Extracted records:
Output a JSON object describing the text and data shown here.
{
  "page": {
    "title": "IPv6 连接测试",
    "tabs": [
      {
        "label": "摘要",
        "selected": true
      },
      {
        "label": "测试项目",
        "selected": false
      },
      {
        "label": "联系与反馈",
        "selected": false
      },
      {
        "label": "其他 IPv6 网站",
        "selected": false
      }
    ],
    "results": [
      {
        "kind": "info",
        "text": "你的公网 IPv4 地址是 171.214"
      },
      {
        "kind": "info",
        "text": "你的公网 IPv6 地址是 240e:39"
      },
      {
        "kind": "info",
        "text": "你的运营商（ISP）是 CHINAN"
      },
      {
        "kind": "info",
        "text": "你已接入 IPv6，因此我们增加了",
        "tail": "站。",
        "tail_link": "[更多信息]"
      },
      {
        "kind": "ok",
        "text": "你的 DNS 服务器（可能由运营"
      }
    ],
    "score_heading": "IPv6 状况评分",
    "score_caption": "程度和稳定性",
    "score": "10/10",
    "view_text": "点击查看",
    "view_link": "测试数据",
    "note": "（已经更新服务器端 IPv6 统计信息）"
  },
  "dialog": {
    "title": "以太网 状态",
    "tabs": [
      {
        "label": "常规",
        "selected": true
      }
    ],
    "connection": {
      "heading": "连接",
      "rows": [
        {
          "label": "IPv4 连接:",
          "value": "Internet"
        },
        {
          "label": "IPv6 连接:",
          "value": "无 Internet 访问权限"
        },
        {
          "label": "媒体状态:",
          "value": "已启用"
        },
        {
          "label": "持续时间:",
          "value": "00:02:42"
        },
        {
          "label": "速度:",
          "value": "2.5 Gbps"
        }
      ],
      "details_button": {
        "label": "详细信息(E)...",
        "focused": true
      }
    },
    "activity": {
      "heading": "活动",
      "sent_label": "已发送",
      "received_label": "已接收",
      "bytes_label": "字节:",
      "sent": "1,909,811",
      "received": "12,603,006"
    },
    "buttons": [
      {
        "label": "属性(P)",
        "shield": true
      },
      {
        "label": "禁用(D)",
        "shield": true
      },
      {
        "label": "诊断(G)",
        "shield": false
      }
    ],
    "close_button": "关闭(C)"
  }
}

WHAT THE TASK ASKS -
Reproduce the listing shown above in its entirety, exactly.

TASK RESPONSE -
Output a JSON object describing the text and data shown here.
{
  "page": {
    "title": "IPv6 连接测试",
    "tabs": [
      {
        "label": "摘要",
        "selected": true
      },
      {
        "label": "测试项目",
        "selected": false
      },
      {
        "label": "联系与反馈",
        "selected": false
      },
      {
        "label": "其他 IPv6 网站",
        "selected": false
      }
    ],
    "results": [
      {
        "kind": "info",
        "text": "你的公网 IPv4 地址是 171.214"
      },
      {
        "kind": "info",
        "text": "你的公网 IPv6 地址是 240e:39"
      },
      {
        "kind": "info",
        "text": "你的运营商（ISP）是 CHINAN"
      },
      {
        "kind": "info",
        "text": "你已接入 IPv6，因此我们增加了",
        "tail": "站。",
        "tail_link": "[更多信息]"
      },
      {
        "kind": "ok",
        "text": "你的 DNS 服务器（可能由运营"
      }
    ],
    "score_heading": "IPv6 状况评分",
    "score_caption": "程度和稳定性",
    "score": "10/10",
    "view_text": "点击查看",
    "view_link": "测试数据",
    "note": "（已经更新服务器端 IPv6 统计信息）"
  },
  "dialog": {
    "title": "以太网 状态",
    "tabs": [
      {
        "label": "常规",
        "selected": true
      }
    ],
    "connection": {
      "heading": "连接",
      "rows": [
        {
          "label": "IPv4 连接:",
          "value": "Internet"
        },
        {
          "label": "IPv6 连接:",
          "value": "无 Internet 访问权限"
        },
        {
          "label": "媒体状态:",
          "value": "已启用"
        },
        {
          "label": "持续时间:",
          "value": "00:02:42"
        },
        {
          "label": "速度:",
          "value": "2.5 Gbps"
        }
      ],
      "details_button": {
        "label": "详细信息(E)...",
        "focused": true
      }
    },
    "activity": {
      "heading": "活动",
      "sent_label": "已发送",
      "received_label": "已接收",
      "bytes_label": "字节:",
      "sent": "1,909,811",
      "received": "12,603,006"
    },
    "buttons": [
      {
        "label": "属性(P)",
        "shield": true
      },
      {
        "label": "禁用(D)",
        "shield": true
      },
      {
        "label": "诊断(G)",
        "shield": false
      }
    ],
    "close_button": "关闭(C)"
  }
}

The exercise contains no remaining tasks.